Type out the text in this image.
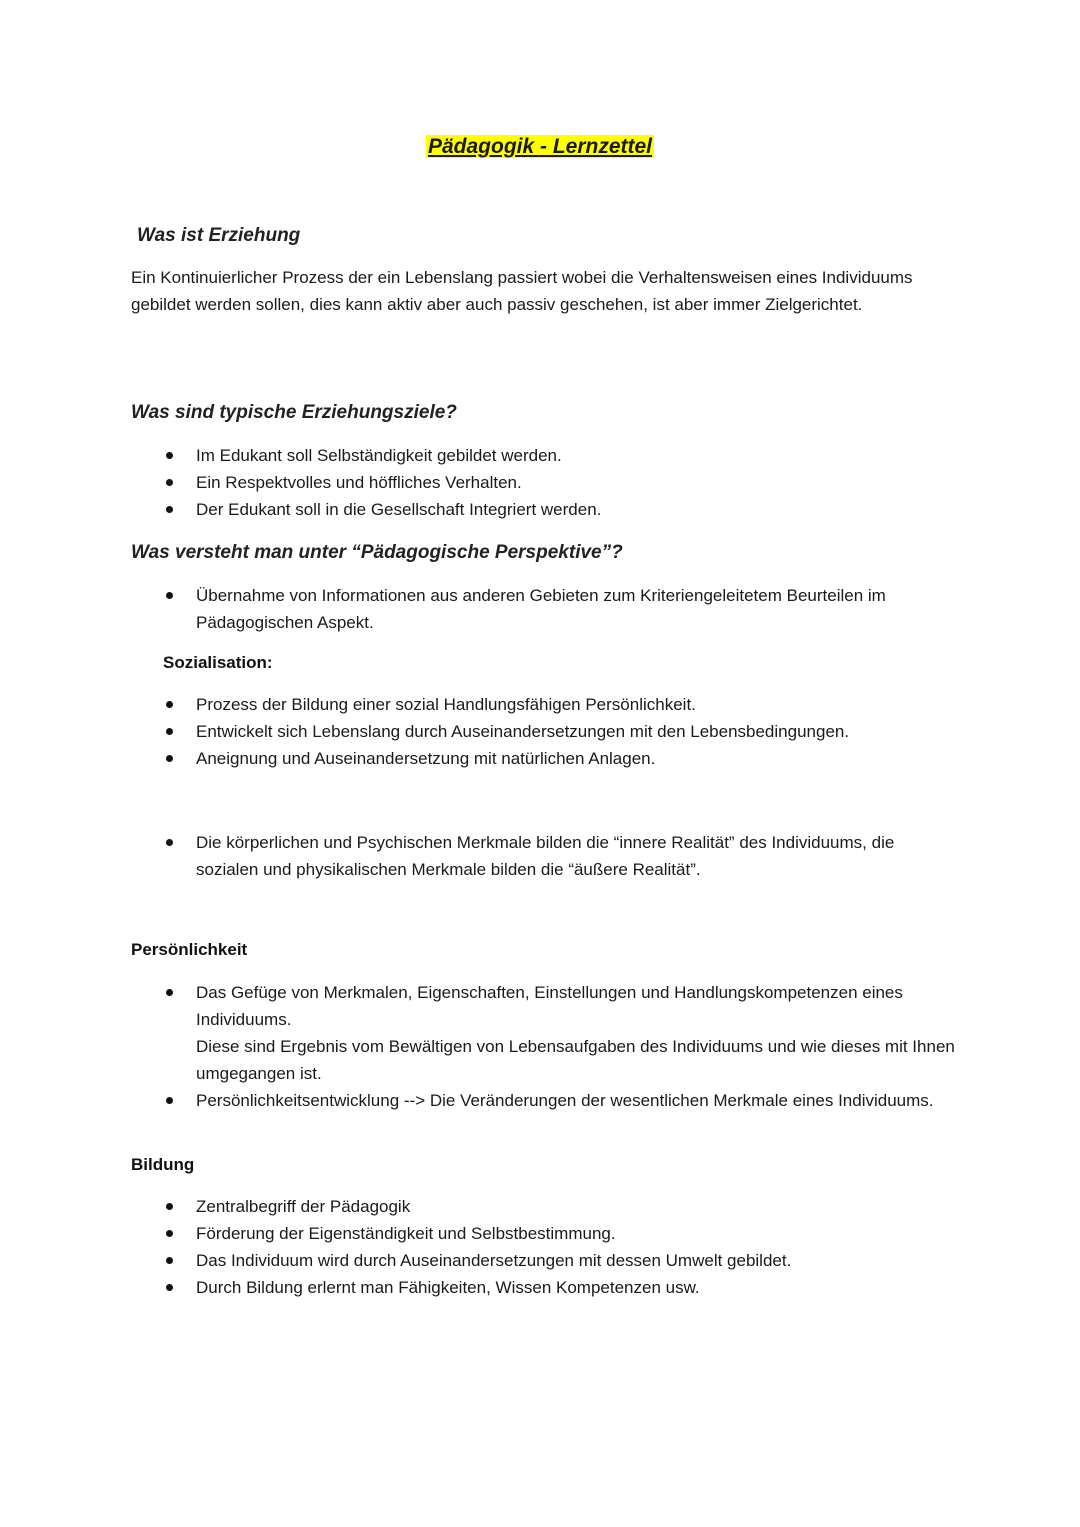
Pädagogik - Lernzettel
Was ist Erziehung

Ein Kontinuierlicher Prozess der ein Lebenslang passiert wobei die Verhaltensweisen eines Individuums gebildet werden sollen, dies kann aktiv aber auch passiv geschehen, ist aber immer Zielgerichtet.

Was sind typische Erziehungsziele?
Im Edukant soll Selbständigkeit gebildet werden.
Ein Respektvolles und höffliches Verhalten.
Der Edukant soll in die Gesellschaft Integriert werden.
Was versteht man unter “Pädagogische Perspektive”?
Übernahme von Informationen aus anderen Gebieten zum Kriteriengeleitetem Beurteilen im Pädagogischen Aspekt.
Sozialisation:
Prozess der Bildung einer sozial Handlungsfähigen Persönlichkeit.
Entwickelt sich Lebenslang durch Auseinandersetzungen mit den Lebensbedingungen.
Aneignung und Auseinandersetzung mit natürlichen Anlagen.
Die körperlichen und Psychischen Merkmale bilden die “innere Realität” des Individuums, die sozialen und physikalischen Merkmale bilden die “äußere Realität”.
Persönlichkeit
Das Gefüge von Merkmalen, Eigenschaften, Einstellungen und Handlungskompetenzen eines Individuums.
Diese sind Ergebnis vom Bewältigen von Lebensaufgaben des Individuums und wie dieses mit Ihnen umgegangen ist.
Persönlichkeitsentwicklung --> Die Veränderungen der wesentlichen Merkmale eines Individuums.
Bildung
Zentralbegriff der Pädagogik
Förderung der Eigenständigkeit und Selbstbestimmung.
Das Individuum wird durch Auseinandersetzungen mit dessen Umwelt gebildet.
Durch Bildung erlernt man Fähigkeiten, Wissen Kompetenzen usw.
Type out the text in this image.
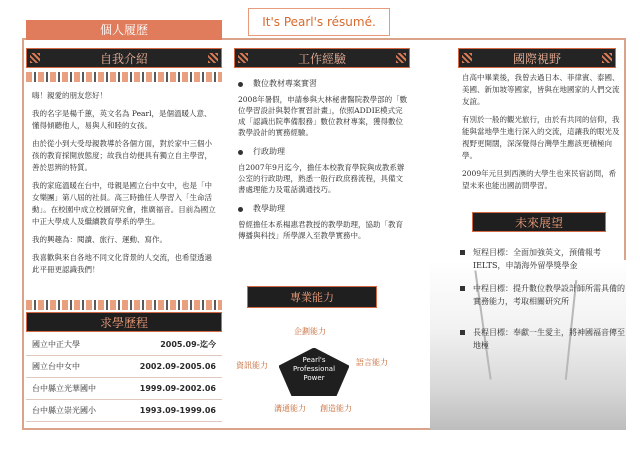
個人履歷
It's Pearl's résumé.
自我介紹

嗨！親愛的朋友您好！

我的名字是楊千蕙，英文名為 Pearl，是個溫暖人意、懂得傾聽他人，易與人和睦的女孩。

由於從小到大受母親教導於各個方面，對於家中三個小孩的教育採開放態度；故我自幼便具有獨立自主學習，善於思辨的特質。

我的家庭溫暖在台中，母親是國立台中女中，也是「中女樂團」第八屆的社員。高三時擔任人學習入「生命活動」。在校園中成立校園研究會，推廣福音。目前為國立中正大學成人及繼續教育學系的學生。

我的興趣為：閱讀、旅行、運動、寫作。

我喜歡與來自各地不同文化背景的人交流，也希望透過此平冊更認識我們！

求學歷程
國立中正大學	2005.09-迄今
國立台中女中	2002.09-2005.06
台中縣立光華國中	1999.09-2002.06
台中縣立崇光國小	1993.09-1999.06
工作經驗
數位教材專案實習
2008年暑假，申請參與大林秘書醫院教學部的「數位學習設計與製作實習計畫」，依照ADDIE模式完成「認識出院準備服務」數位教材專案，獲得數位教學設計的實務經驗。
行政助理
自2007年9月迄今，擔任本校教育學院與成教系辦公室的行政助理，熟悉一般行政庶務流程，具備文書處理能力及電話溝通技巧。
教學助理
曾經擔任本系楊惠君教授的教學助理，協助「教育傳播與科技」所學課入至教學實務中。
專業能力
Pearl's
Professional
Power
企劃能力
語言能力
創造能力
溝通能力
資訊能力
國際視野

自高中畢業後，我曾去過日本、菲律賓、泰國、美國、新加坡等國家，皆與在地國家的人們交流友誼。

有別於一般的觀光旅行，由於有共同的信仰，我能與當地學生進行深入的交流，這讓我的眼光及視野更開闊，深深覺得台灣學生應該更積極向學。

2009年元旦到西澳的大學生也來民宿訪問，希望未來也能出國訪問學習。

未來展望
短程目標：全面加強英文，預備報考IELTS，申請海外留學獎學金
中程目標：提升數位教學設計師所需具備的實務能力，考取相關研究所
長程目標：奉獻一生愛主，將神國福音傳至地極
= = = = =
[Aim]: Write out all the records again, exactly, minus any pictures.

[Correct answer]:
Type out the text in this image.
Pädagogik - Lernzettel
Was ist Erziehung

Ein Kontinuierlicher Prozess der ein Lebenslang passiert wobei die Verhaltensweisen eines Individuums gebildet werden sollen, dies kann aktiv aber auch passiv geschehen, ist aber immer Zielgerichtet.

Was sind typische Erziehungsziele?
Im Edukant soll Selbständigkeit gebildet werden.
Ein Respektvolles und höffliches Verhalten.
Der Edukant soll in die Gesellschaft Integriert werden.
Was versteht man unter “Pädagogische Perspektive”?
Übernahme von Informationen aus anderen Gebieten zum Kriteriengeleitetem Beurteilen im Pädagogischen Aspekt.
Sozialisation:
Prozess der Bildung einer sozial Handlungsfähigen Persönlichkeit.
Entwickelt sich Lebenslang durch Auseinandersetzungen mit den Lebensbedingungen.
Aneignung und Auseinandersetzung mit natürlichen Anlagen.
Die körperlichen und Psychischen Merkmale bilden die “innere Realität” des Individuums, die sozialen und physikalischen Merkmale bilden die “äußere Realität”.
Persönlichkeit
Das Gefüge von Merkmalen, Eigenschaften, Einstellungen und Handlungskompetenzen eines Individuums.
Diese sind Ergebnis vom Bewältigen von Lebensaufgaben des Individuums und wie dieses mit Ihnen umgegangen ist.
Persönlichkeitsentwicklung --> Die Veränderungen der wesentlichen Merkmale eines Individuums.
Bildung
Zentralbegriff der Pädagogik
Förderung der Eigenständigkeit und Selbstbestimmung.
Das Individuum wird durch Auseinandersetzungen mit dessen Umwelt gebildet.
Durch Bildung erlernt man Fähigkeiten, Wissen Kompetenzen usw.
Type out the text in this image.
個人履歷
It's Pearl's résumé.
自我介紹

嗨！親愛的朋友您好！

我的名字是楊千蕙，英文名為 Pearl，是個溫暖人意、懂得傾聽他人，易與人和睦的女孩。

由於從小到大受母親教導於各個方面，對於家中三個小孩的教育採開放態度；故我自幼便具有獨立自主學習，善於思辨的特質。

我的家庭溫暖在台中，母親是國立台中女中，也是「中女樂團」第八屆的社員。高三時擔任人學習入「生命活動」。在校園中成立校園研究會，推廣福音。目前為國立中正大學成人及繼續教育學系的學生。

我的興趣為：閱讀、旅行、運動、寫作。

我喜歡與來自各地不同文化背景的人交流，也希望透過此平冊更認識我們！

求學歷程
國立中正大學	2005.09-迄今
國立台中女中	2002.09-2005.06
台中縣立光華國中	1999.09-2002.06
台中縣立崇光國小	1993.09-1999.06
工作經驗
數位教材專案實習
2008年暑假，申請參與大林秘書醫院教學部的「數位學習設計與製作實習計畫」，依照ADDIE模式完成「認識出院準備服務」數位教材專案，獲得數位教學設計的實務經驗。
行政助理
自2007年9月迄今，擔任本校教育學院與成教系辦公室的行政助理，熟悉一般行政庶務流程，具備文書處理能力及電話溝通技巧。
教學助理
曾經擔任本系楊惠君教授的教學助理，協助「教育傳播與科技」所學課入至教學實務中。
專業能力
Pearl's
Professional
Power
企劃能力
語言能力
創造能力
溝通能力
資訊能力
國際視野

自高中畢業後，我曾去過日本、菲律賓、泰國、美國、新加坡等國家，皆與在地國家的人們交流友誼。

有別於一般的觀光旅行，由於有共同的信仰，我能與當地學生進行深入的交流，這讓我的眼光及視野更開闊，深深覺得台灣學生應該更積極向學。

2009年元旦到西澳的大學生也來民宿訪問，希望未來也能出國訪問學習。

未來展望
短程目標：全面加強英文，預備報考IELTS，申請海外留學獎學金
中程目標：提升數位教學設計師所需具備的實務能力，考取相關研究所
長程目標：奉獻一生愛主，將神國福音傳至地極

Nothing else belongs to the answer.